Problem requirements »
Output the material below in its entirety, exactly as given.

Listed records »
— START —

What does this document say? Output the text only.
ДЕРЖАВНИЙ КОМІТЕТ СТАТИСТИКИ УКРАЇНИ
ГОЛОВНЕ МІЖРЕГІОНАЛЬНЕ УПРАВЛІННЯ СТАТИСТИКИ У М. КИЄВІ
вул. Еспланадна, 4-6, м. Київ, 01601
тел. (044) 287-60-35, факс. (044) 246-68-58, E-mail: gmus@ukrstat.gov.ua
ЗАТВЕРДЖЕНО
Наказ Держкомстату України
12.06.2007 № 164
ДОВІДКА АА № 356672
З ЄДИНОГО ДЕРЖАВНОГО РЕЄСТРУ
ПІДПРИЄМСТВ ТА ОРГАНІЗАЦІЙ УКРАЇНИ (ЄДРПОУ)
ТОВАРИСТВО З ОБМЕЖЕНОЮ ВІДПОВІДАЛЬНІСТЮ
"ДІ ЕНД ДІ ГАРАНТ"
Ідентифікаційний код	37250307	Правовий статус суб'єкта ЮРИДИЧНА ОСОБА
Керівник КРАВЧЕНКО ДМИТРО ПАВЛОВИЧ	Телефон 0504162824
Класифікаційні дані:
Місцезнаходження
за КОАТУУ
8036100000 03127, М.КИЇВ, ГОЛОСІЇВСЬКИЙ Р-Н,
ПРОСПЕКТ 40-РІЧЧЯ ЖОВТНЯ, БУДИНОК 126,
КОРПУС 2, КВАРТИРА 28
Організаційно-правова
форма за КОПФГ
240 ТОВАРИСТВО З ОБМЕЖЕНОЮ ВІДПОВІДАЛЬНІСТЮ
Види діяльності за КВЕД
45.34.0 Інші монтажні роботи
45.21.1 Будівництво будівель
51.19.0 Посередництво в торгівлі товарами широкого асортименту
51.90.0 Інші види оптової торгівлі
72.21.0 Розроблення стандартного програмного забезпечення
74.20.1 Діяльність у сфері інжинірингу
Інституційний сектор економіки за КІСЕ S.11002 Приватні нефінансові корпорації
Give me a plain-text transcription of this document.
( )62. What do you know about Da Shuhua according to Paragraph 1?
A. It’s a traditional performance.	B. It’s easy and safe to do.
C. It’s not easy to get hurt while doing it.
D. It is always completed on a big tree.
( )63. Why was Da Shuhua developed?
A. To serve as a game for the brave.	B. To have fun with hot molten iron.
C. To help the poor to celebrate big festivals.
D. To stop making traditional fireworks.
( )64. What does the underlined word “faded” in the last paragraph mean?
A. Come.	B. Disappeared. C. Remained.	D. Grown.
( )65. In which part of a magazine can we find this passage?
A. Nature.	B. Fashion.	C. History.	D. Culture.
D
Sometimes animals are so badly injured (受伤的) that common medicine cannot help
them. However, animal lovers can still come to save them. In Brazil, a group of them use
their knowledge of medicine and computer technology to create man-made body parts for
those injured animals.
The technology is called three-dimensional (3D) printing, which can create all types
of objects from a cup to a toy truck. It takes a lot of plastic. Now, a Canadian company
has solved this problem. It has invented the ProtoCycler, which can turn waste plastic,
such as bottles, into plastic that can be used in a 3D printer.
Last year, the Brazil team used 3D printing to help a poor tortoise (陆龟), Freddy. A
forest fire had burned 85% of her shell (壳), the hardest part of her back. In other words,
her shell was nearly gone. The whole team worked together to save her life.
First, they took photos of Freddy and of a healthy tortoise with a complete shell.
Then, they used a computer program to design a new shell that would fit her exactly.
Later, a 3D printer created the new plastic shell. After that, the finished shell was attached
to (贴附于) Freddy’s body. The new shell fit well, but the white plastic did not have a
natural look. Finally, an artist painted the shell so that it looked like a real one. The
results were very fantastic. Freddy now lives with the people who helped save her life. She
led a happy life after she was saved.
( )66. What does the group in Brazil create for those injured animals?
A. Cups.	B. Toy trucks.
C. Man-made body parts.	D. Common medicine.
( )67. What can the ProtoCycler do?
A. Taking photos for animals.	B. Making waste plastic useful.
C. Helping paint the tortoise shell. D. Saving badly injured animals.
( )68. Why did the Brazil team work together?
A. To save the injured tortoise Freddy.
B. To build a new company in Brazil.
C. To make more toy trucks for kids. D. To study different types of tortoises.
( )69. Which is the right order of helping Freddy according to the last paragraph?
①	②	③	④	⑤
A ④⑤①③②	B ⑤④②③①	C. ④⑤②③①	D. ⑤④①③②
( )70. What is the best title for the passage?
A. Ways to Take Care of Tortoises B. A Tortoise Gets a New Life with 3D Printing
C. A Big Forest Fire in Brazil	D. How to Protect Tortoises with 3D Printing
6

— END —

Solution for this exercise »
What does this document say? Output the text only.
ДЕРЖАВНИЙ КОМІТЕТ СТАТИСТИКИ УКРАЇНИ
ГОЛОВНЕ МІЖРЕГІОНАЛЬНЕ УПРАВЛІННЯ СТАТИСТИКИ У М. КИЄВІ
вул. Еспланадна, 4-6, м. Київ, 01601
тел. (044) 287-60-35, факс. (044) 246-68-58, E-mail: gmus@ukrstat.gov.ua
ЗАТВЕРДЖЕНО
Наказ Держкомстату України
12.06.2007 № 164
ДОВІДКА АА № 356672
З ЄДИНОГО ДЕРЖАВНОГО РЕЄСТРУ
ПІДПРИЄМСТВ ТА ОРГАНІЗАЦІЙ УКРАЇНИ (ЄДРПОУ)
ТОВАРИСТВО З ОБМЕЖЕНОЮ ВІДПОВІДАЛЬНІСТЮ
"ДІ ЕНД ДІ ГАРАНТ"
Ідентифікаційний код	37250307	Правовий статус суб'єкта ЮРИДИЧНА ОСОБА
Керівник КРАВЧЕНКО ДМИТРО ПАВЛОВИЧ	Телефон 0504162824
Класифікаційні дані:
Місцезнаходження
за КОАТУУ
8036100000 03127, М.КИЇВ, ГОЛОСІЇВСЬКИЙ Р-Н,
ПРОСПЕКТ 40-РІЧЧЯ ЖОВТНЯ, БУДИНОК 126,
КОРПУС 2, КВАРТИРА 28
Організаційно-правова
форма за КОПФГ
240 ТОВАРИСТВО З ОБМЕЖЕНОЮ ВІДПОВІДАЛЬНІСТЮ
Види діяльності за КВЕД
45.34.0 Інші монтажні роботи
45.21.1 Будівництво будівель
51.19.0 Посередництво в торгівлі товарами широкого асортименту
51.90.0 Інші види оптової торгівлі
72.21.0 Розроблення стандартного програмного забезпечення
74.20.1 Діяльність у сфері інжинірингу
Інституційний сектор економіки за КІСЕ S.11002 Приватні нефінансові корпорації
Give me a plain-text transcription of this document.
( )62. What do you know about Da Shuhua according to Paragraph 1?
A. It’s a traditional performance.	B. It’s easy and safe to do.
C. It’s not easy to get hurt while doing it.
D. It is always completed on a big tree.
( )63. Why was Da Shuhua developed?
A. To serve as a game for the brave.	B. To have fun with hot molten iron.
C. To help the poor to celebrate big festivals.
D. To stop making traditional fireworks.
( )64. What does the underlined word “faded” in the last paragraph mean?
A. Come.	B. Disappeared. C. Remained.	D. Grown.
( )65. In which part of a magazine can we find this passage?
A. Nature.	B. Fashion.	C. History.	D. Culture.
D
Sometimes animals are so badly injured (受伤的) that common medicine cannot help
them. However, animal lovers can still come to save them. In Brazil, a group of them use
their knowledge of medicine and computer technology to create man-made body parts for
those injured animals.
The technology is called three-dimensional (3D) printing, which can create all types
of objects from a cup to a toy truck. It takes a lot of plastic. Now, a Canadian company
has solved this problem. It has invented the ProtoCycler, which can turn waste plastic,
such as bottles, into plastic that can be used in a 3D printer.
Last year, the Brazil team used 3D printing to help a poor tortoise (陆龟), Freddy. A
forest fire had burned 85% of her shell (壳), the hardest part of her back. In other words,
her shell was nearly gone. The whole team worked together to save her life.
First, they took photos of Freddy and of a healthy tortoise with a complete shell.
Then, they used a computer program to design a new shell that would fit her exactly.
Later, a 3D printer created the new plastic shell. After that, the finished shell was attached
to (贴附于) Freddy’s body. The new shell fit well, but the white plastic did not have a
natural look. Finally, an artist painted the shell so that it looked like a real one. The
results were very fantastic. Freddy now lives with the people who helped save her life. She
led a happy life after she was saved.
( )66. What does the group in Brazil create for those injured animals?
A. Cups.	B. Toy trucks.
C. Man-made body parts.	D. Common medicine.
( )67. What can the ProtoCycler do?
A. Taking photos for animals.	B. Making waste plastic useful.
C. Helping paint the tortoise shell. D. Saving badly injured animals.
( )68. Why did the Brazil team work together?
A. To save the injured tortoise Freddy.
B. To build a new company in Brazil.
C. To make more toy trucks for kids. D. To study different types of tortoises.
( )69. Which is the right order of helping Freddy according to the last paragraph?
①	②	③	④	⑤
A ④⑤①③②	B ⑤④②③①	C. ④⑤②③①	D. ⑤④①③②
( )70. What is the best title for the passage?
A. Ways to Take Care of Tortoises B. A Tortoise Gets a New Life with 3D Printing
C. A Big Forest Fire in Brazil	D. How to Protect Tortoises with 3D Printing
6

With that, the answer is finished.